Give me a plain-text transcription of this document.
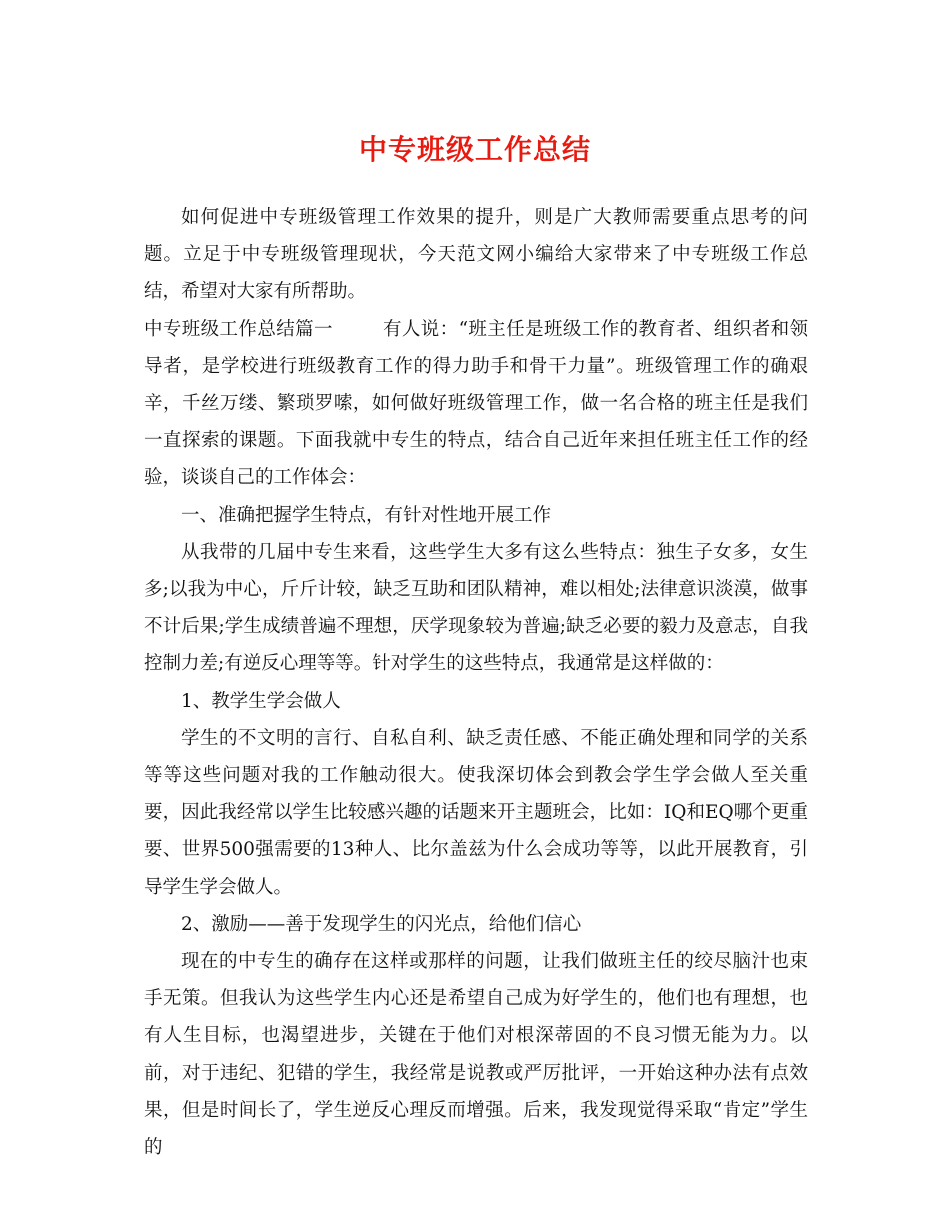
中专班级工作总结

如何促进中专班级管理工作效果的提升，则是广大教师需要重点思考的问题。立足于中专班级管理现状，今天范文网小编给大家带来了中专班级工作总结，希望对大家有所帮助。

中专班级工作总结篇一	有人说：“班主任是班级工作的教育者、组织者和领导者，是学校进行班级教育工作的得力助手和骨干力量”。班级管理工作的确艰辛，千丝万缕、繁琐罗嗦，如何做好班级管理工作，做一名合格的班主任是我们一直探索的课题。下面我就中专生的特点，结合自己近年来担任班主任工作的经验，谈谈自己的工作体会：

一、准确把握学生特点，有针对性地开展工作

从我带的几届中专生来看，这些学生大多有这么些特点：独生子女多，女生多;以我为中心，斤斤计较，缺乏互助和团队精神，难以相处;法律意识淡漠，做事不计后果;学生成绩普遍不理想，厌学现象较为普遍;缺乏必要的毅力及意志，自我控制力差;有逆反心理等等。针对学生的这些特点，我通常是这样做的：

1、教学生学会做人

学生的不文明的言行、自私自利、缺乏责任感、不能正确处理和同学的关系等等这些问题对我的工作触动很大。使我深切体会到教会学生学会做人至关重要，因此我经常以学生比较感兴趣的话题来开主题班会，比如：IQ和EQ哪个更重要、世界500强需要的13种人、比尔盖兹为什么会成功等等，以此开展教育，引导学生学会做人。

2、激励——善于发现学生的闪光点，给他们信心

现在的中专生的确存在这样或那样的问题，让我们做班主任的绞尽脑汁也束手无策。但我认为这些学生内心还是希望自己成为好学生的，他们也有理想，也有人生目标，也渴望进步，关键在于他们对根深蒂固的不良习惯无能为力。以前，对于违纪、犯错的学生，我经常是说教或严厉批评，一开始这种办法有点效果，但是时间长了，学生逆反心理反而增强。后来，我发现觉得采取“肯定”学生的
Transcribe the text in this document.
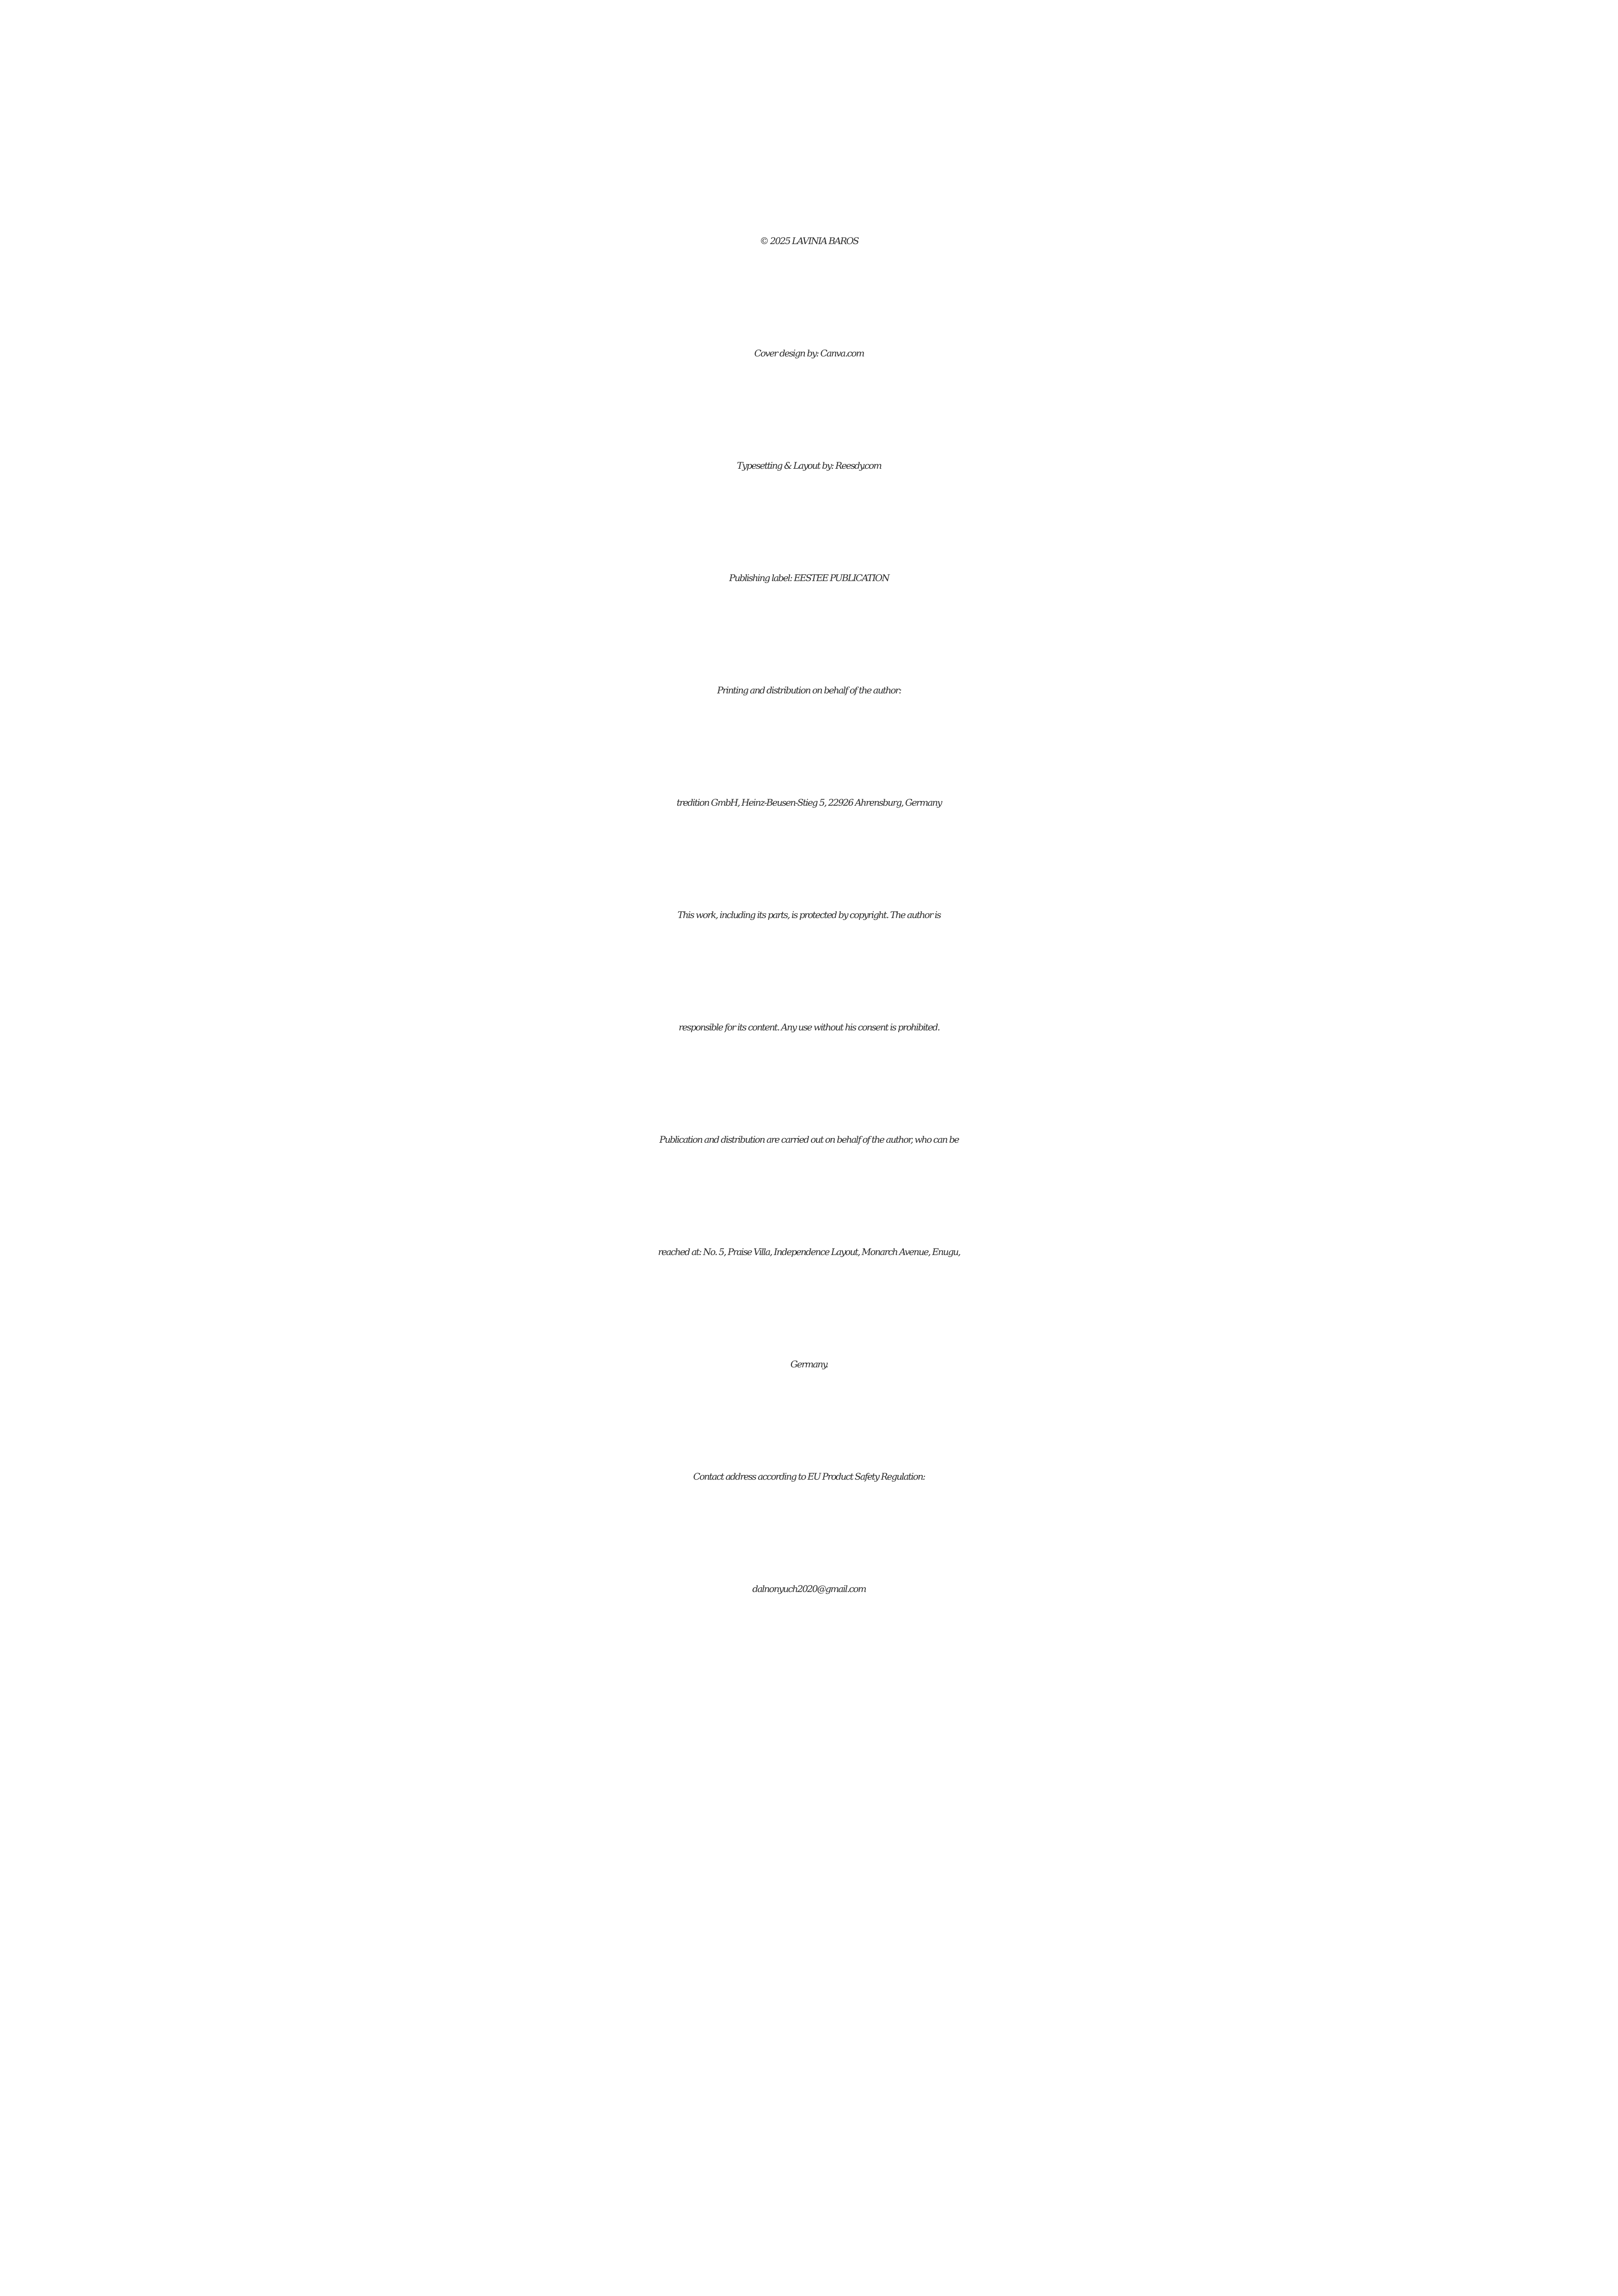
© 2025 LAVINIA BAROS

Cover design by: Canva.com

Typesetting & Layout by: Reesdy.com

Publishing label: EESTEE PUBLICATION

Printing and distribution on behalf of the author:

tredition GmbH, Heinz-Beusen-Stieg 5, 22926 Ahrensburg, Germany

This work, including its parts, is protected by copyright. The author is

responsible for its content. Any use without his consent is prohibited.

Publication and distribution are carried out on behalf of the author, who can be

reached at: No. 5, Praise Villa, Independence Layout, Monarch Avenue, Enugu,

Germany.

Contact address according to EU Product Safety Regulation:

dalnonyuch2020@gmail.com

+--

▶ _EXERCISE GOAL_:
Note each line of the entries that has "text" in it, and copy those lines.

▶ _TASK RESPONSE_:
Give me a plain-text transcription of this document.
Transcribe the text in this document.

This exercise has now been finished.